**Exercise description:**
Write out exactly the lines running from the one that contains "Give me the" through the end of the material.

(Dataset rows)
··········

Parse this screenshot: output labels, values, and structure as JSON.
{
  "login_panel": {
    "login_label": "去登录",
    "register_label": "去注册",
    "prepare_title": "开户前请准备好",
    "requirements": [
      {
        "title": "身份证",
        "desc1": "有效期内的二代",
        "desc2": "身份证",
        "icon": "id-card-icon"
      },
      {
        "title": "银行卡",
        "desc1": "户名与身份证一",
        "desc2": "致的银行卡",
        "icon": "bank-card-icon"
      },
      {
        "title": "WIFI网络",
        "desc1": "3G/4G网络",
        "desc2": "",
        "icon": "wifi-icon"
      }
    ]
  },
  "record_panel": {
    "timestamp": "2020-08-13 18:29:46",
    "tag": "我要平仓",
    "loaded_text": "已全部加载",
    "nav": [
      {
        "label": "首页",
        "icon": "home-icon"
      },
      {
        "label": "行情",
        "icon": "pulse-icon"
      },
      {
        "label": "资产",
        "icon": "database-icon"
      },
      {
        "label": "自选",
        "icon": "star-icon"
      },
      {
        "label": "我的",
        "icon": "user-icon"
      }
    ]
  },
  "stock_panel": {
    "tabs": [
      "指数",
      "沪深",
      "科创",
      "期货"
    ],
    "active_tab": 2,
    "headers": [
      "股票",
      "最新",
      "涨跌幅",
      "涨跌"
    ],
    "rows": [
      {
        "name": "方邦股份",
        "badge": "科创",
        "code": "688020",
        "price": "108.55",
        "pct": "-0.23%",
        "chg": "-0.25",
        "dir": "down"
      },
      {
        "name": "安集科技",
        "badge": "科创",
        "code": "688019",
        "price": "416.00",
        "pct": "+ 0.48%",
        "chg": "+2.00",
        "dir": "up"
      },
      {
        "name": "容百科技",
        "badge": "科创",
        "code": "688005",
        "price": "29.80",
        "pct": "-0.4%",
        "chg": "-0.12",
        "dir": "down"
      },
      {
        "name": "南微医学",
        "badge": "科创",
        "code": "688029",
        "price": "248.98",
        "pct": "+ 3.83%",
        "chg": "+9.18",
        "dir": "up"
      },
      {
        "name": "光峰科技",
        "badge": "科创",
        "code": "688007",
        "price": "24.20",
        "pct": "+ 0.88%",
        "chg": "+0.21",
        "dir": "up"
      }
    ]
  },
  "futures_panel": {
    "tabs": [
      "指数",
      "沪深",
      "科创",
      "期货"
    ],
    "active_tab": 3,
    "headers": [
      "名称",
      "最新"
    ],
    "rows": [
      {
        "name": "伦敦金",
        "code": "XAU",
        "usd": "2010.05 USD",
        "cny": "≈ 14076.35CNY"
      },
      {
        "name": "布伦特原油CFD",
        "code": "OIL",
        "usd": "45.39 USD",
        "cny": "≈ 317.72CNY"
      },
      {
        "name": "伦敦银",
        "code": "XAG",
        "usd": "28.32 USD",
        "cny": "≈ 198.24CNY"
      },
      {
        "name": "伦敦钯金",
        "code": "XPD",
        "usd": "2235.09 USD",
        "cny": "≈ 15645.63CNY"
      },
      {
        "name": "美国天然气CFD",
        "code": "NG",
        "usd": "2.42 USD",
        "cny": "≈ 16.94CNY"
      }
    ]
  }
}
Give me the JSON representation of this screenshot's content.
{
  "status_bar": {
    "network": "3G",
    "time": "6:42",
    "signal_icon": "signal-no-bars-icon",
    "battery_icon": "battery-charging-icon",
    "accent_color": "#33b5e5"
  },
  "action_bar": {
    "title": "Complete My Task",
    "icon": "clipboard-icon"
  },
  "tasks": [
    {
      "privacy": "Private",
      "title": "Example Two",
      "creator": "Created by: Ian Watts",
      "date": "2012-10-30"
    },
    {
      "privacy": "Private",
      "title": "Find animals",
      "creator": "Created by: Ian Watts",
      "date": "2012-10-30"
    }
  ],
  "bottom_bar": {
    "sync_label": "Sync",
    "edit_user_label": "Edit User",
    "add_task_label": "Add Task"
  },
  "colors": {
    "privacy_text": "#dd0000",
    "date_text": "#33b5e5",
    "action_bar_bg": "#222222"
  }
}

··········

**Exercise result:**
Give me the JSON representation of this screenshot's content.
{
  "status_bar": {
    "network": "3G",
    "time": "6:42",
    "signal_icon": "signal-no-bars-icon",
    "battery_icon": "battery-charging-icon",
    "accent_color": "#33b5e5"
  },
  "action_bar": {
    "title": "Complete My Task",
    "icon": "clipboard-icon"
  },
  "tasks": [
    {
      "privacy": "Private",
      "title": "Example Two",
      "creator": "Created by: Ian Watts",
      "date": "2012-10-30"
    },
    {
      "privacy": "Private",
      "title": "Find animals",
      "creator": "Created by: Ian Watts",
      "date": "2012-10-30"
    }
  ],
  "bottom_bar": {
    "sync_label": "Sync",
    "edit_user_label": "Edit User",
    "add_task_label": "Add Task"
  },
  "colors": {
    "privacy_text": "#dd0000",
    "date_text": "#33b5e5",
    "action_bar_bg": "#222222"
  }
}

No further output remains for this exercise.